DIRECTIONS. Give the entries back exactly, dropping each image.

start DATA SHOWN

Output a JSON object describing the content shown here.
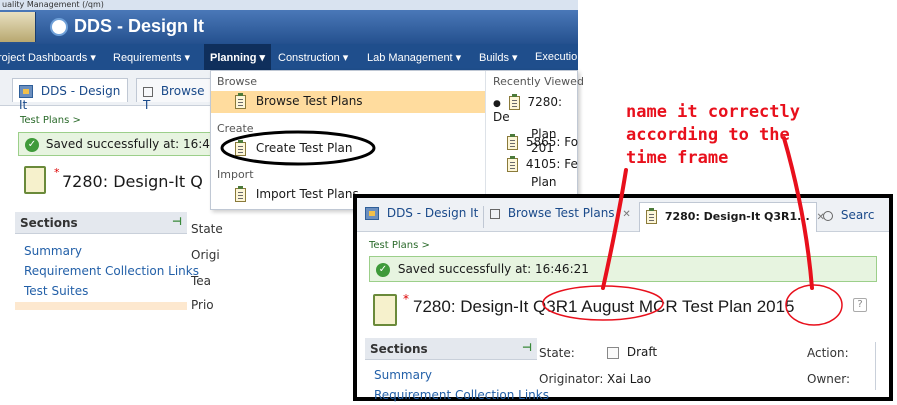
{
  "app": {
    "crumb_top": "uality Management (/qm)",
    "title": "DDS - Design It"
  },
  "nav": {
    "items": [
      "roject Dashboards ▾",
      "Requirements ▾",
      "Planning ▾",
      "Construction ▾",
      "Lab Management ▾",
      "Builds ▾",
      "Executio"
    ]
  },
  "tabs_back": {
    "tab1": "DDS - Design It",
    "tab2": "Browse T"
  },
  "back_page": {
    "breadcrumb": "Test Plans >",
    "saved": "Saved successfully at: 16:46:2",
    "plan_title": "7280: Design-It Q",
    "sections_label": "Sections",
    "links": [
      "Summary",
      "Requirement Collection Links",
      "Test Suites"
    ],
    "side_labels": [
      "State",
      "Origi",
      "Tea",
      "Prio"
    ]
  },
  "menu": {
    "browse_header": "Browse",
    "browse_item": "Browse Test Plans",
    "create_header": "Create",
    "create_item": "Create Test Plan",
    "import_header": "Import",
    "import_item": "Import Test Plans",
    "recent_header": "Recently Viewed",
    "recent": [
      {
        "l1": "7280: De",
        "l2": "Plan 201"
      },
      {
        "l1": "5865: Fo",
        "l2": ""
      },
      {
        "l1": "4105: Fe",
        "l2": "Plan"
      }
    ]
  },
  "annotation": {
    "text1": "name it correctly",
    "text2": "according to the",
    "text3": "time frame"
  },
  "zoom": {
    "tab1": "DDS - Design It",
    "tab2": "Browse Test Plans",
    "tab3": "7280: Design-It Q3R1...",
    "tab4": "Searc",
    "breadcrumb": "Test Plans >",
    "saved": "Saved successfully at: 16:46:21",
    "title_a": "7280: Design-It",
    "title_b": "Q3R1 August",
    "title_c": "MCR Test Plan",
    "title_d": "2015",
    "sections_label": "Sections",
    "links": [
      "Summary",
      "Requirement Collection Links"
    ],
    "state_label": "State:",
    "state_value": "Draft",
    "originator_label": "Originator:",
    "originator_value": "Xai Lao",
    "action_label": "Action:",
    "owner_label": "Owner:",
    "help": "?"
  },
  "colors": {
    "banner": "#2d5a9a",
    "nav": "#1f4e8c",
    "highlight": "#ffdc9e",
    "annotation": "#e8101c"
  }
}
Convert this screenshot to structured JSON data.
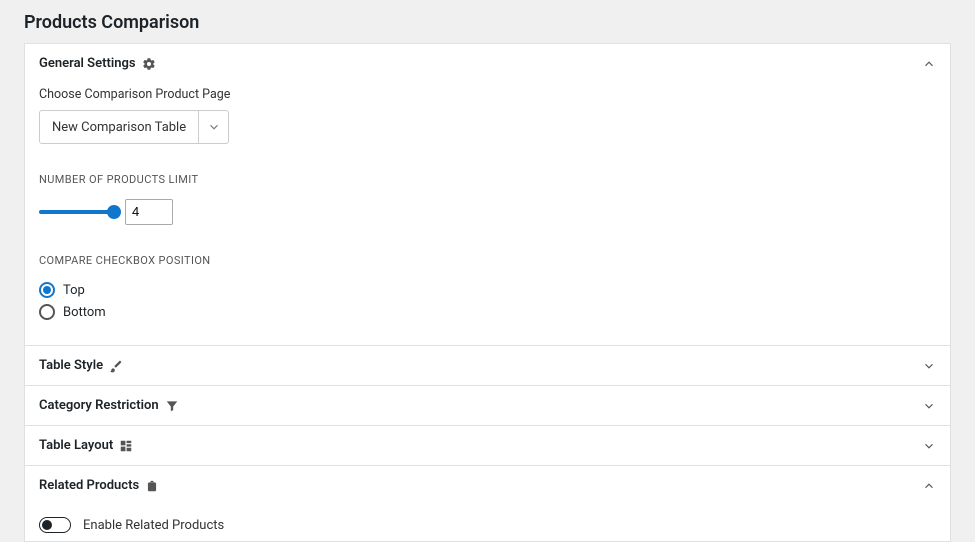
{
  "page_title": "Products Comparison",
  "sections": {
    "general": {
      "title": "General Settings",
      "choose_label": "Choose Comparison Product Page",
      "select_value": "New Comparison Table",
      "limit_label": "NUMBER OF PRODUCTS LIMIT",
      "limit_value": "4",
      "checkbox_pos_label": "COMPARE CHECKBOX POSITION",
      "radio_top": "Top",
      "radio_bottom": "Bottom"
    },
    "table_style": {
      "title": "Table Style"
    },
    "category_restriction": {
      "title": "Category Restriction"
    },
    "table_layout": {
      "title": "Table Layout"
    },
    "related": {
      "title": "Related Products",
      "enable_label": "Enable Related Products"
    }
  }
}
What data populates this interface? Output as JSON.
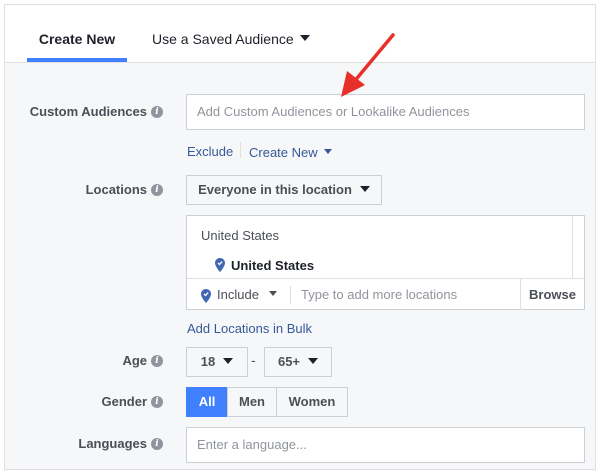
{
  "tabs": {
    "create_new": "Create New",
    "saved_audience": "Use a Saved Audience"
  },
  "custom_audiences": {
    "label": "Custom Audiences",
    "placeholder": "Add Custom Audiences or Lookalike Audiences",
    "exclude": "Exclude",
    "create_new": "Create New"
  },
  "locations": {
    "label": "Locations",
    "mode": "Everyone in this location",
    "group": "United States",
    "item": "United States",
    "include": "Include",
    "placeholder": "Type to add more locations",
    "browse": "Browse",
    "bulk_link": "Add Locations in Bulk"
  },
  "age": {
    "label": "Age",
    "min": "18",
    "separator": "-",
    "max": "65+"
  },
  "gender": {
    "label": "Gender",
    "options": [
      "All",
      "Men",
      "Women"
    ],
    "selected": "All"
  },
  "languages": {
    "label": "Languages",
    "placeholder": "Enter a language..."
  },
  "colors": {
    "accent": "#4080ff",
    "link": "#365899",
    "annotation_arrow": "#e8302a",
    "background": "#f6f7f9"
  }
}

end DATA SHOWN

EXERCISE ANSWER.
Output a JSON object describing the content shown here.
{
  "app": {
    "crumb_top": "uality Management (/qm)",
    "title": "DDS - Design It"
  },
  "nav": {
    "items": [
      "roject Dashboards ▾",
      "Requirements ▾",
      "Planning ▾",
      "Construction ▾",
      "Lab Management ▾",
      "Builds ▾",
      "Executio"
    ]
  },
  "tabs_back": {
    "tab1": "DDS - Design It",
    "tab2": "Browse T"
  },
  "back_page": {
    "breadcrumb": "Test Plans >",
    "saved": "Saved successfully at: 16:46:2",
    "plan_title": "7280: Design-It Q",
    "sections_label": "Sections",
    "links": [
      "Summary",
      "Requirement Collection Links",
      "Test Suites"
    ],
    "side_labels": [
      "State",
      "Origi",
      "Tea",
      "Prio"
    ]
  },
  "menu": {
    "browse_header": "Browse",
    "browse_item": "Browse Test Plans",
    "create_header": "Create",
    "create_item": "Create Test Plan",
    "import_header": "Import",
    "import_item": "Import Test Plans",
    "recent_header": "Recently Viewed",
    "recent": [
      {
        "l1": "7280: De",
        "l2": "Plan 201"
      },
      {
        "l1": "5865: Fo",
        "l2": ""
      },
      {
        "l1": "4105: Fe",
        "l2": "Plan"
      }
    ]
  },
  "annotation": {
    "text1": "name it correctly",
    "text2": "according to the",
    "text3": "time frame"
  },
  "zoom": {
    "tab1": "DDS - Design It",
    "tab2": "Browse Test Plans",
    "tab3": "7280: Design-It Q3R1...",
    "tab4": "Searc",
    "breadcrumb": "Test Plans >",
    "saved": "Saved successfully at: 16:46:21",
    "title_a": "7280: Design-It",
    "title_b": "Q3R1 August",
    "title_c": "MCR Test Plan",
    "title_d": "2015",
    "sections_label": "Sections",
    "links": [
      "Summary",
      "Requirement Collection Links"
    ],
    "state_label": "State:",
    "state_value": "Draft",
    "originator_label": "Originator:",
    "originator_value": "Xai Lao",
    "action_label": "Action:",
    "owner_label": "Owner:",
    "help": "?"
  },
  "colors": {
    "banner": "#2d5a9a",
    "nav": "#1f4e8c",
    "highlight": "#ffdc9e",
    "annotation": "#e8101c"
  }
}
Convert this screenshot to structured JSON data.
{
  "page_title": "Products Comparison",
  "sections": {
    "general": {
      "title": "General Settings",
      "choose_label": "Choose Comparison Product Page",
      "select_value": "New Comparison Table",
      "limit_label": "NUMBER OF PRODUCTS LIMIT",
      "limit_value": "4",
      "checkbox_pos_label": "COMPARE CHECKBOX POSITION",
      "radio_top": "Top",
      "radio_bottom": "Bottom"
    },
    "table_style": {
      "title": "Table Style"
    },
    "category_restriction": {
      "title": "Category Restriction"
    },
    "table_layout": {
      "title": "Table Layout"
    },
    "related": {
      "title": "Related Products",
      "enable_label": "Enable Related Products"
    }
  }
}
What data populates this interface? Output as JSON.
{
  "tabs": {
    "create_new": "Create New",
    "saved_audience": "Use a Saved Audience"
  },
  "custom_audiences": {
    "label": "Custom Audiences",
    "placeholder": "Add Custom Audiences or Lookalike Audiences",
    "exclude": "Exclude",
    "create_new": "Create New"
  },
  "locations": {
    "label": "Locations",
    "mode": "Everyone in this location",
    "group": "United States",
    "item": "United States",
    "include": "Include",
    "placeholder": "Type to add more locations",
    "browse": "Browse",
    "bulk_link": "Add Locations in Bulk"
  },
  "age": {
    "label": "Age",
    "min": "18",
    "separator": "-",
    "max": "65+"
  },
  "gender": {
    "label": "Gender",
    "options": [
      "All",
      "Men",
      "Women"
    ],
    "selected": "All"
  },
  "languages": {
    "label": "Languages",
    "placeholder": "Enter a language..."
  },
  "colors": {
    "accent": "#4080ff",
    "link": "#365899",
    "annotation_arrow": "#e8302a",
    "background": "#f6f7f9"
  }
}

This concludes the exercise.